- _MATERIAL FOR THIS TASK_:
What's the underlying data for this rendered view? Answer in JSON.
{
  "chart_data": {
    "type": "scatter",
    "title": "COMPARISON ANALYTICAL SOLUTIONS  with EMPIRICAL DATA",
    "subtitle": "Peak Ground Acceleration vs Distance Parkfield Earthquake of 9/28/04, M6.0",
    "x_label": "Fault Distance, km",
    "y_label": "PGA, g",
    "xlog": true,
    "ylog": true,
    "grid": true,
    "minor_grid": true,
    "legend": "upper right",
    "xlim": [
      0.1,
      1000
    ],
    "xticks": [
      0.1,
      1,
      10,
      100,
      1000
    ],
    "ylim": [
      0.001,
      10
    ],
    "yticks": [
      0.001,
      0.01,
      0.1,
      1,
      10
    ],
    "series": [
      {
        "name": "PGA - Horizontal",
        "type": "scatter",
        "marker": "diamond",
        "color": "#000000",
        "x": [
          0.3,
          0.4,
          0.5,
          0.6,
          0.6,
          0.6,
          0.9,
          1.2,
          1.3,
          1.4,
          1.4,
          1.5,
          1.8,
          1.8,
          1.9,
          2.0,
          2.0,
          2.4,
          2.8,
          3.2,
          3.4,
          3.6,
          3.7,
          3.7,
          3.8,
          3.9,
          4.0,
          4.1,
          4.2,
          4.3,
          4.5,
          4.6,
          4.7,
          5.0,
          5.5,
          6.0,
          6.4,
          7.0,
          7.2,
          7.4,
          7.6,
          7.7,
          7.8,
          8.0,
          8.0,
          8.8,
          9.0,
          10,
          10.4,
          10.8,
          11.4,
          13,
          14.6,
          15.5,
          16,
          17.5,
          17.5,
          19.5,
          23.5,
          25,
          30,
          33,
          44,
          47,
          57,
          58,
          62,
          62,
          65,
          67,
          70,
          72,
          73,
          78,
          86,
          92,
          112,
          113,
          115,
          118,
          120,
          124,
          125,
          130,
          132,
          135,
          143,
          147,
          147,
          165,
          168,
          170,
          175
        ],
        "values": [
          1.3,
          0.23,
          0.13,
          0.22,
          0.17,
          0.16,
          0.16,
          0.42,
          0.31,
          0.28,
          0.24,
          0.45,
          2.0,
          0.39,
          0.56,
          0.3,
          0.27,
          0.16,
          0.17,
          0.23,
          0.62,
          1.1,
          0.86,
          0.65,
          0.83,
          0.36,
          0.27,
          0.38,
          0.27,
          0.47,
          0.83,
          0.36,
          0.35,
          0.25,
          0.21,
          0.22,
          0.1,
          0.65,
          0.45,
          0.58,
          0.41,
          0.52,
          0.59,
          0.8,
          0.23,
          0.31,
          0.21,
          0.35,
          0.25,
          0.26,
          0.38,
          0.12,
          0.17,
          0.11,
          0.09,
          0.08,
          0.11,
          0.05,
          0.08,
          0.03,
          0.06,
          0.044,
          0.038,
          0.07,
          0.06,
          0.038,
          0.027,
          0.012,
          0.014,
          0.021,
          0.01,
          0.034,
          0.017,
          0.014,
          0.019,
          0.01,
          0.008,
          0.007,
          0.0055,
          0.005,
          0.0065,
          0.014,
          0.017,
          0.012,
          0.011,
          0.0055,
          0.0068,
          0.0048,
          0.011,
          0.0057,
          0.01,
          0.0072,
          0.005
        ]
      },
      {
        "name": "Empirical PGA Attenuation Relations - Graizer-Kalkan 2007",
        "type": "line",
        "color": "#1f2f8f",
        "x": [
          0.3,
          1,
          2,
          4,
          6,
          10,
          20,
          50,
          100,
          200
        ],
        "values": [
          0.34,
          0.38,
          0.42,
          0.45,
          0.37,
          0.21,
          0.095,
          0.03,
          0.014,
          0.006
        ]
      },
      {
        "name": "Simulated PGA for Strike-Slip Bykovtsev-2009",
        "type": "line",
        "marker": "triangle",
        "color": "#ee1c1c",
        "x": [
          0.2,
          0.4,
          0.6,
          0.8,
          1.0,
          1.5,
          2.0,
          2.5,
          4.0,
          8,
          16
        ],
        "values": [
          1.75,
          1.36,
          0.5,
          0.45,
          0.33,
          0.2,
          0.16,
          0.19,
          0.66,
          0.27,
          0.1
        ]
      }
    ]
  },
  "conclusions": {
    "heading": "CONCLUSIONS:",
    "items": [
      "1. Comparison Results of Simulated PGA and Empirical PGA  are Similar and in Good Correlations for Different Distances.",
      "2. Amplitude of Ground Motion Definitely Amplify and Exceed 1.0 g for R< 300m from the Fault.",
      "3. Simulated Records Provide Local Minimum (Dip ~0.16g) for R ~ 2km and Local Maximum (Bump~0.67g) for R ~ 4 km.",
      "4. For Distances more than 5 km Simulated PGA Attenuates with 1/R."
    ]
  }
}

- _YOUR GOAL_: Determine the number of lines in the records that include the string "name", and respond with that number only.

- _FINAL RESULT_: 3